§ Your goal:
Copy every entry exactly as given, minus the images.

· · · · · · ·

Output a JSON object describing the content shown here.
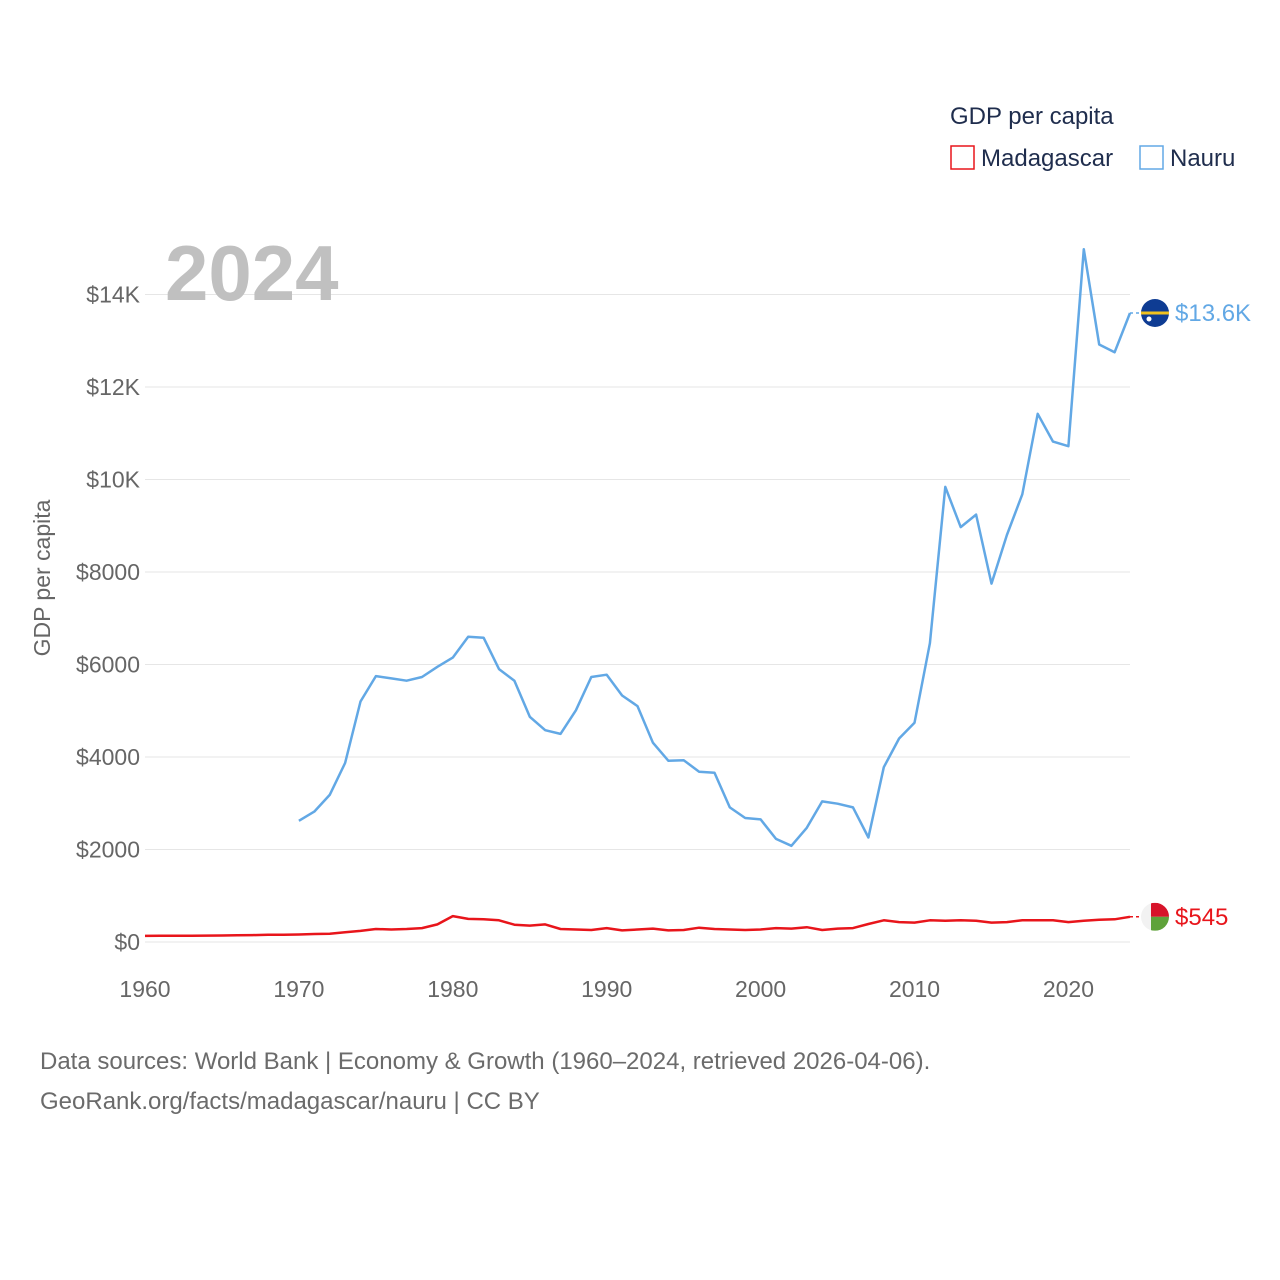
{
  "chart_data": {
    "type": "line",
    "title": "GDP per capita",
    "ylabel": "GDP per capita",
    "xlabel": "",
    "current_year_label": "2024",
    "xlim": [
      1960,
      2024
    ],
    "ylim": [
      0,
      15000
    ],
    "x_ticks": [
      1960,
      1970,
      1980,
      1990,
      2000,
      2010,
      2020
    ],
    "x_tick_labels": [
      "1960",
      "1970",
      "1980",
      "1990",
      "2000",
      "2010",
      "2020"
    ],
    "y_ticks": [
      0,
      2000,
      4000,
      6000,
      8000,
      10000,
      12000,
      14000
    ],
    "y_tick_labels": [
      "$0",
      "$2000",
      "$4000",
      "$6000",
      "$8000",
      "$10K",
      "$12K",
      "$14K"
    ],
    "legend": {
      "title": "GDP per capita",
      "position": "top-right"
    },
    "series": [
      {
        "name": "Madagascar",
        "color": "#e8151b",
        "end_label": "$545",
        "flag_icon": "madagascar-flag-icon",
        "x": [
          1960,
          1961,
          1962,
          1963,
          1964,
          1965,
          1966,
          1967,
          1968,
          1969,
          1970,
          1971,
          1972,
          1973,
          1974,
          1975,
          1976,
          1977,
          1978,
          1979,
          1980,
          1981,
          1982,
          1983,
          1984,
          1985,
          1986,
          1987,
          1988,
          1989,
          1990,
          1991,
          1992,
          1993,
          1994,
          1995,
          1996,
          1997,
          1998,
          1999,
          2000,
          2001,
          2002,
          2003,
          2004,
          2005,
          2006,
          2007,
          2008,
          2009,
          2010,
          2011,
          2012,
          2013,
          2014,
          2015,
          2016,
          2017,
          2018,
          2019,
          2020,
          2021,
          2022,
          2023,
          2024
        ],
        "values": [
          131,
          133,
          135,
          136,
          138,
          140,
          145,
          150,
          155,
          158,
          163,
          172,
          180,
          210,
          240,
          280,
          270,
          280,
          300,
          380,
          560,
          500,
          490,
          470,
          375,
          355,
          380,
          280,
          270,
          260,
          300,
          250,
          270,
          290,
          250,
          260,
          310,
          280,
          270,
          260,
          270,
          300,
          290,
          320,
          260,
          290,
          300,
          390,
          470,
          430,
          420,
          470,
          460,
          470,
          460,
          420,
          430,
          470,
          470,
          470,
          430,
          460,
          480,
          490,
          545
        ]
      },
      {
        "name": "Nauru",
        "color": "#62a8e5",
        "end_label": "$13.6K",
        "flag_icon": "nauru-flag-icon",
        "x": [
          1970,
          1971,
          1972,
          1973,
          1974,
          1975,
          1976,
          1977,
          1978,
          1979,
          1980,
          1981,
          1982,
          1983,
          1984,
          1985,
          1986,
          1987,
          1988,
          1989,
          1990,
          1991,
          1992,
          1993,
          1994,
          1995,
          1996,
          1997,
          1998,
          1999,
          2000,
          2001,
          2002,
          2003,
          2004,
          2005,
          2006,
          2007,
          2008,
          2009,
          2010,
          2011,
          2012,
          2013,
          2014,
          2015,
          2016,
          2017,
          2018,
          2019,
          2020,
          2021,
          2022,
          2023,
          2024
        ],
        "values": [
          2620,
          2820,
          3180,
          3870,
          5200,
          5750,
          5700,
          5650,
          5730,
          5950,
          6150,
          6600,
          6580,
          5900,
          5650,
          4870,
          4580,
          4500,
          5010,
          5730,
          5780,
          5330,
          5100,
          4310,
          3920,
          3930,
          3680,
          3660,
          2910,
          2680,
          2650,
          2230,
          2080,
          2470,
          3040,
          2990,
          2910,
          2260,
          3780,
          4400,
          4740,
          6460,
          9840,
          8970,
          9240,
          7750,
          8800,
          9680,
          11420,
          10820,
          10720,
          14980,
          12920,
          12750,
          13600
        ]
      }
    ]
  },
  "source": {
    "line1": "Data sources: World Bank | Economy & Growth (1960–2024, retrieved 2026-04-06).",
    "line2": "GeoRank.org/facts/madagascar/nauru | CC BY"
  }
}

· · · · · · ·

§ Worked solution:
Output a JSON object describing the content shown here.
{
  "chart_data": {
    "type": "line",
    "title": "GDP per capita",
    "ylabel": "GDP per capita",
    "xlabel": "",
    "current_year_label": "2024",
    "xlim": [
      1960,
      2024
    ],
    "ylim": [
      0,
      15000
    ],
    "x_ticks": [
      1960,
      1970,
      1980,
      1990,
      2000,
      2010,
      2020
    ],
    "x_tick_labels": [
      "1960",
      "1970",
      "1980",
      "1990",
      "2000",
      "2010",
      "2020"
    ],
    "y_ticks": [
      0,
      2000,
      4000,
      6000,
      8000,
      10000,
      12000,
      14000
    ],
    "y_tick_labels": [
      "$0",
      "$2000",
      "$4000",
      "$6000",
      "$8000",
      "$10K",
      "$12K",
      "$14K"
    ],
    "legend": {
      "title": "GDP per capita",
      "position": "top-right"
    },
    "series": [
      {
        "name": "Madagascar",
        "color": "#e8151b",
        "end_label": "$545",
        "flag_icon": "madagascar-flag-icon",
        "x": [
          1960,
          1961,
          1962,
          1963,
          1964,
          1965,
          1966,
          1967,
          1968,
          1969,
          1970,
          1971,
          1972,
          1973,
          1974,
          1975,
          1976,
          1977,
          1978,
          1979,
          1980,
          1981,
          1982,
          1983,
          1984,
          1985,
          1986,
          1987,
          1988,
          1989,
          1990,
          1991,
          1992,
          1993,
          1994,
          1995,
          1996,
          1997,
          1998,
          1999,
          2000,
          2001,
          2002,
          2003,
          2004,
          2005,
          2006,
          2007,
          2008,
          2009,
          2010,
          2011,
          2012,
          2013,
          2014,
          2015,
          2016,
          2017,
          2018,
          2019,
          2020,
          2021,
          2022,
          2023,
          2024
        ],
        "values": [
          131,
          133,
          135,
          136,
          138,
          140,
          145,
          150,
          155,
          158,
          163,
          172,
          180,
          210,
          240,
          280,
          270,
          280,
          300,
          380,
          560,
          500,
          490,
          470,
          375,
          355,
          380,
          280,
          270,
          260,
          300,
          250,
          270,
          290,
          250,
          260,
          310,
          280,
          270,
          260,
          270,
          300,
          290,
          320,
          260,
          290,
          300,
          390,
          470,
          430,
          420,
          470,
          460,
          470,
          460,
          420,
          430,
          470,
          470,
          470,
          430,
          460,
          480,
          490,
          545
        ]
      },
      {
        "name": "Nauru",
        "color": "#62a8e5",
        "end_label": "$13.6K",
        "flag_icon": "nauru-flag-icon",
        "x": [
          1970,
          1971,
          1972,
          1973,
          1974,
          1975,
          1976,
          1977,
          1978,
          1979,
          1980,
          1981,
          1982,
          1983,
          1984,
          1985,
          1986,
          1987,
          1988,
          1989,
          1990,
          1991,
          1992,
          1993,
          1994,
          1995,
          1996,
          1997,
          1998,
          1999,
          2000,
          2001,
          2002,
          2003,
          2004,
          2005,
          2006,
          2007,
          2008,
          2009,
          2010,
          2011,
          2012,
          2013,
          2014,
          2015,
          2016,
          2017,
          2018,
          2019,
          2020,
          2021,
          2022,
          2023,
          2024
        ],
        "values": [
          2620,
          2820,
          3180,
          3870,
          5200,
          5750,
          5700,
          5650,
          5730,
          5950,
          6150,
          6600,
          6580,
          5900,
          5650,
          4870,
          4580,
          4500,
          5010,
          5730,
          5780,
          5330,
          5100,
          4310,
          3920,
          3930,
          3680,
          3660,
          2910,
          2680,
          2650,
          2230,
          2080,
          2470,
          3040,
          2990,
          2910,
          2260,
          3780,
          4400,
          4740,
          6460,
          9840,
          8970,
          9240,
          7750,
          8800,
          9680,
          11420,
          10820,
          10720,
          14980,
          12920,
          12750,
          13600
        ]
      }
    ]
  },
  "source": {
    "line1": "Data sources: World Bank | Economy & Growth (1960–2024, retrieved 2026-04-06).",
    "line2": "GeoRank.org/facts/madagascar/nauru | CC BY"
  }
}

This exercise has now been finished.